=== PASSAGE TO READ ===
There are benefits to being pushed past your limits from time to time. Also, there's just no such thing as 0. When you're designing limits you don't say "this never happens", you're saying "this event happens less than this rate for this cohort".


I'd agree that it is worth pushing your limits during training, but the best-case scenario during actual conflict is to be as close to 0% overwhelmed as you can be.


How does that follow?

That would mean leaving some performance on the table the rest of the time.

It doesn't seem clear at all whether one outweighs the other.


Overwhelming an enemy involves getting inside their OODA loop. I can't see a real life-or-death scenario, outside of training, where you'd want your enemy to successfully get inside your OODA loop and disrupt your flow and rhythm, even for 0.1% of the time.

You of course don't want to become comfortable and complacent, risking losing focus, but there must be better ways of avoiding that other than being occasionally overwhelmed.


It doesn’t matter how many scenarios you enumerate, because the possibility space is infinite.

I don’t see how that could lead to a credible proof, even on the balance of probabilities.


You’re suggesting there are real deadly combat scenarios where it is beneficial to have your OODA loop compromised. Ok maybe you’re right, given the infinite possibilities.

But until you can present at least one such example scenario, no individual would be willing to take such a risk when their own life is at stake. Real combatants might value the motivating threat of being overwhelmed, but do not actually wish to be overwhelmed (i.e. have their OODA loop compromised).
=== SUPPLIED MATERIAL ===
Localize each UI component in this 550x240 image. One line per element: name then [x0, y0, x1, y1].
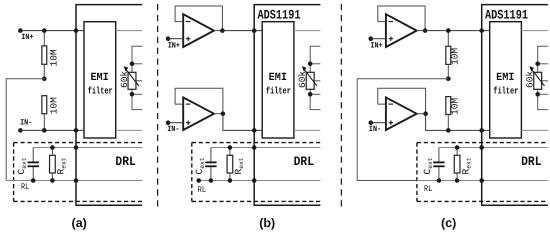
===
=== SUPPLIED MATERIAL ===
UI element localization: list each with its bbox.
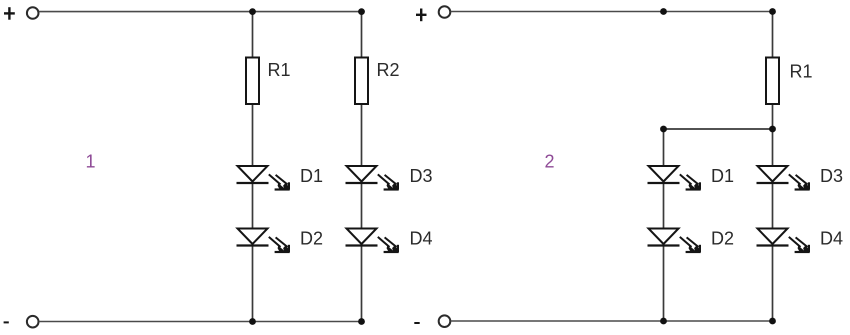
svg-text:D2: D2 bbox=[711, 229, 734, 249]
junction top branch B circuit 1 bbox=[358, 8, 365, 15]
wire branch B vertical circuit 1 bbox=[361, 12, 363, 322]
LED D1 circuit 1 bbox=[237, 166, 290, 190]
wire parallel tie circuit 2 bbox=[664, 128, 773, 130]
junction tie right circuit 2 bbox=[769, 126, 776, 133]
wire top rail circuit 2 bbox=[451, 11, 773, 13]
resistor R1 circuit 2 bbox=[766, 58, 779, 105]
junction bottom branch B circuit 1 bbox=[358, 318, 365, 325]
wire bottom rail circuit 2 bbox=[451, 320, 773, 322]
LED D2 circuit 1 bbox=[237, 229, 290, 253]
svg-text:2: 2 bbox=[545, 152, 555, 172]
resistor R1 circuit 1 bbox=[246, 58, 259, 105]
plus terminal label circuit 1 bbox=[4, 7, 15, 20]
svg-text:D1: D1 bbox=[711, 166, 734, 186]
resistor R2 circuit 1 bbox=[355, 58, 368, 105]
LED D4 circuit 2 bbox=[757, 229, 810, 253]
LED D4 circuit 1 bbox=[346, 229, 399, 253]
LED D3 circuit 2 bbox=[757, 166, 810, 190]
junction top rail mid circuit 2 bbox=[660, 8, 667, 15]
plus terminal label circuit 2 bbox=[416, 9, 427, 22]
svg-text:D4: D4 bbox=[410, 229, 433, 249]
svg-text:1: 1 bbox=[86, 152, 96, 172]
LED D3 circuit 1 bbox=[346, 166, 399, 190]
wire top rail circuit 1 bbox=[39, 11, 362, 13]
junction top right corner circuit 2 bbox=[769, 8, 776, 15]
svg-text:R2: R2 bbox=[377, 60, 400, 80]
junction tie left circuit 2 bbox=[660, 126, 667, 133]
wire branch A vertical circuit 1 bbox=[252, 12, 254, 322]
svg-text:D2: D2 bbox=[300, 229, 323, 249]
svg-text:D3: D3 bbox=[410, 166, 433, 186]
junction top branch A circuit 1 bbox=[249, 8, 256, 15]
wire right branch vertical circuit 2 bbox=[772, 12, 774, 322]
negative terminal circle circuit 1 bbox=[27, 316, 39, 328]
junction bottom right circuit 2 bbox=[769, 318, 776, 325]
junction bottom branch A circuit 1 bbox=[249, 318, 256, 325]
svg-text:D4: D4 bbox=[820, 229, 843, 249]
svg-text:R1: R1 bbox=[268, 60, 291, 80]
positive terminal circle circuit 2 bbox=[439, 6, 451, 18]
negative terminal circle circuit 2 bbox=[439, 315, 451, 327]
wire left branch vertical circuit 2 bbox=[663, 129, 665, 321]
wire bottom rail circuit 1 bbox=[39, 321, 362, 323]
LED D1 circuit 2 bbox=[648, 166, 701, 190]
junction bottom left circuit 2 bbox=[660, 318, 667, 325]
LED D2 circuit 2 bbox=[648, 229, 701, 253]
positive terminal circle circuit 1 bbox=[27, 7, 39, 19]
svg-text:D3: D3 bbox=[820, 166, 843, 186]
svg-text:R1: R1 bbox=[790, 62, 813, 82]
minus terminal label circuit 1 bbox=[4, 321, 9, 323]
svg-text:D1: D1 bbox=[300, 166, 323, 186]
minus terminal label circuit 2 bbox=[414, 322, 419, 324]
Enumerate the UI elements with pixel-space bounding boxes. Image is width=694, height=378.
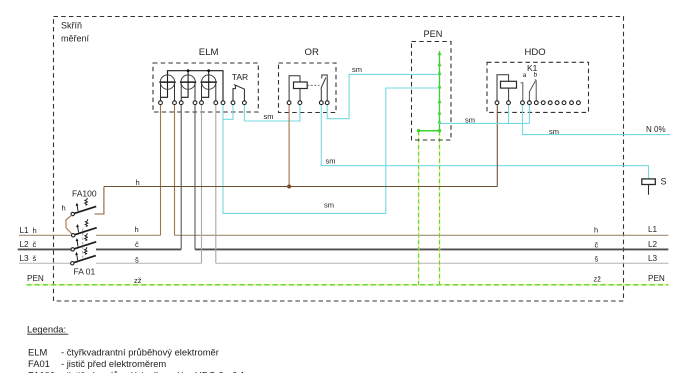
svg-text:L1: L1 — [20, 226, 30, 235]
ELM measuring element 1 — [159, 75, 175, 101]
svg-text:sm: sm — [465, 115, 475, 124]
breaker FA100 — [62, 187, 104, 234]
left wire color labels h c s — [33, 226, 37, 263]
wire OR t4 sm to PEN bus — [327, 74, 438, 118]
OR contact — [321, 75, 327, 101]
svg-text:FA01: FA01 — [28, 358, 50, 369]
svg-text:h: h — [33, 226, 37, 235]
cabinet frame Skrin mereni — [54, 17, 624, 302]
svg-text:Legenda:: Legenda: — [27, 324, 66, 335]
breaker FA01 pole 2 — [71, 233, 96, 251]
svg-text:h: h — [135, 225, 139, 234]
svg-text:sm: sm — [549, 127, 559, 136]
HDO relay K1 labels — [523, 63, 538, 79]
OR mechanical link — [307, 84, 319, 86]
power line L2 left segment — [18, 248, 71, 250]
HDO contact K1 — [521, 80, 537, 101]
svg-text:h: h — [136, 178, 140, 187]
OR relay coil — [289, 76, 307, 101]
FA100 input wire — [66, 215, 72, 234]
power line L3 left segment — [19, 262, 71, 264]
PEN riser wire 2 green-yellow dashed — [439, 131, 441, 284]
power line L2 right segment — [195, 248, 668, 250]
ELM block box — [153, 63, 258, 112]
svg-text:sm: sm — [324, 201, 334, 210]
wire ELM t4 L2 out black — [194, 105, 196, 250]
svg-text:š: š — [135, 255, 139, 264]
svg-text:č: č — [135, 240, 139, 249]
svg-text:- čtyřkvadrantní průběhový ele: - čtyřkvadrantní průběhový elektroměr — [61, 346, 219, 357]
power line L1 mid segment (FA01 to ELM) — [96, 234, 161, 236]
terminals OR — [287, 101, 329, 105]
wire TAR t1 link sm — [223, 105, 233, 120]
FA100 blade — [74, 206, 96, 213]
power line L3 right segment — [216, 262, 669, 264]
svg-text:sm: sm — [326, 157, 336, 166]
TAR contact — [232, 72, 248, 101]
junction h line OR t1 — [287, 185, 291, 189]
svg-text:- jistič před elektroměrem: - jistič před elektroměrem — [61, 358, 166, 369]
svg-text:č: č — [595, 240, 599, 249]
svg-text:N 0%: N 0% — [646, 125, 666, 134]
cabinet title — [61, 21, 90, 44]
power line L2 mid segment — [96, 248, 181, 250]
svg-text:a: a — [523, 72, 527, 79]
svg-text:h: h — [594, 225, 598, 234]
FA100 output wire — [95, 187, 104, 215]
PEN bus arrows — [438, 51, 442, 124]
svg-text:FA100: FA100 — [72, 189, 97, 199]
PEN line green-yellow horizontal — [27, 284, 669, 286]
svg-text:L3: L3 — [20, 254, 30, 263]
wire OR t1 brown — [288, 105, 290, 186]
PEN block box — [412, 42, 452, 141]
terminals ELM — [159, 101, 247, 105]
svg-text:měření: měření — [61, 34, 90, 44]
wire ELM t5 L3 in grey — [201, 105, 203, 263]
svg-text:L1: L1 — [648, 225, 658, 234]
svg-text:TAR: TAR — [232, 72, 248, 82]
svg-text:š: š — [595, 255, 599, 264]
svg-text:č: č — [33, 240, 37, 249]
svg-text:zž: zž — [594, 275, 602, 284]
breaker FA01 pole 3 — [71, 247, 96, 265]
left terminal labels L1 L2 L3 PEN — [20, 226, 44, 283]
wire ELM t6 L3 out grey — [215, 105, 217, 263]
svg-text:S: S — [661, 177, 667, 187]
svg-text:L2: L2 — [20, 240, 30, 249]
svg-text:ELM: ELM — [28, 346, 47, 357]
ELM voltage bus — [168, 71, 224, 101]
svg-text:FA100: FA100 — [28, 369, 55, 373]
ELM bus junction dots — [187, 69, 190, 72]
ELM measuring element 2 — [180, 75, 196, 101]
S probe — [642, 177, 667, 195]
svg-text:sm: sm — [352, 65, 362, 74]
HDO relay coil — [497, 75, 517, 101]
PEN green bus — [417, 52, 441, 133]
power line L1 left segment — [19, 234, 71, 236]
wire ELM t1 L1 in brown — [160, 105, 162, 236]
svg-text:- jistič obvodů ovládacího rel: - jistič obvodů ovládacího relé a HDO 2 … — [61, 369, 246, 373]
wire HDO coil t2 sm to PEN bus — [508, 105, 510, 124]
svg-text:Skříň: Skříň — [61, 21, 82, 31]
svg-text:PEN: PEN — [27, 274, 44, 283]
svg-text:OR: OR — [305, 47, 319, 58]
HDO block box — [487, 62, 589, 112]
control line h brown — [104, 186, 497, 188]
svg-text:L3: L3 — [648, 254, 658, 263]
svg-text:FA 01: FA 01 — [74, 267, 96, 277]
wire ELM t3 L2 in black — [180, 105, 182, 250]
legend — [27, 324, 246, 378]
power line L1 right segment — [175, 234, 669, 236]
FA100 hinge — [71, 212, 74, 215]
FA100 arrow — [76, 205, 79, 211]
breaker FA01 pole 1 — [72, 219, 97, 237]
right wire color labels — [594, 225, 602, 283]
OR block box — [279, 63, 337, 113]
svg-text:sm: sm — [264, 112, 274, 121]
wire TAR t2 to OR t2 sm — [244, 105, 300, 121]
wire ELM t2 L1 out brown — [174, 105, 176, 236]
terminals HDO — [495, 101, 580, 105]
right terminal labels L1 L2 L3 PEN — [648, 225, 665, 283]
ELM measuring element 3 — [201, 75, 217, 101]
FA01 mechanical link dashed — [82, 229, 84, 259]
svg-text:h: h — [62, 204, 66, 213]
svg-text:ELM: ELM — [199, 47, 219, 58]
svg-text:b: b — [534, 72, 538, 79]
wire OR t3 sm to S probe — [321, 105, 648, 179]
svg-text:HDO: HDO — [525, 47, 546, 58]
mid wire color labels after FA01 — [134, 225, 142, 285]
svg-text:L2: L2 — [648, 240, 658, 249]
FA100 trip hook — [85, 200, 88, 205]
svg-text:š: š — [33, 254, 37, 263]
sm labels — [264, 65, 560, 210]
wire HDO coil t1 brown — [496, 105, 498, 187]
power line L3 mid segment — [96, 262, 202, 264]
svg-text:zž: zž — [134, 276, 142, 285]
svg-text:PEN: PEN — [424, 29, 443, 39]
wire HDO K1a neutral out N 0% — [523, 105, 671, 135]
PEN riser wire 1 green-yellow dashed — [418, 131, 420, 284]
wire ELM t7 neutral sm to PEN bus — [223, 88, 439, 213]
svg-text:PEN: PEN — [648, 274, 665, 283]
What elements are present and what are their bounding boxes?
===
*DIRECTIVE:* Condense the paragraph in the discussion above that begins "Overwhelming an enemy involves" into one sentence, keeping its main points.

*WRITTEN RESPONSE:* Overwhelming an enemy means getting inside their OODA loop, and the writer sees no real life-or-death situation outside training where one would want an enemy to do this and disrupt one's flow and rhythm, even 0.1% of the time.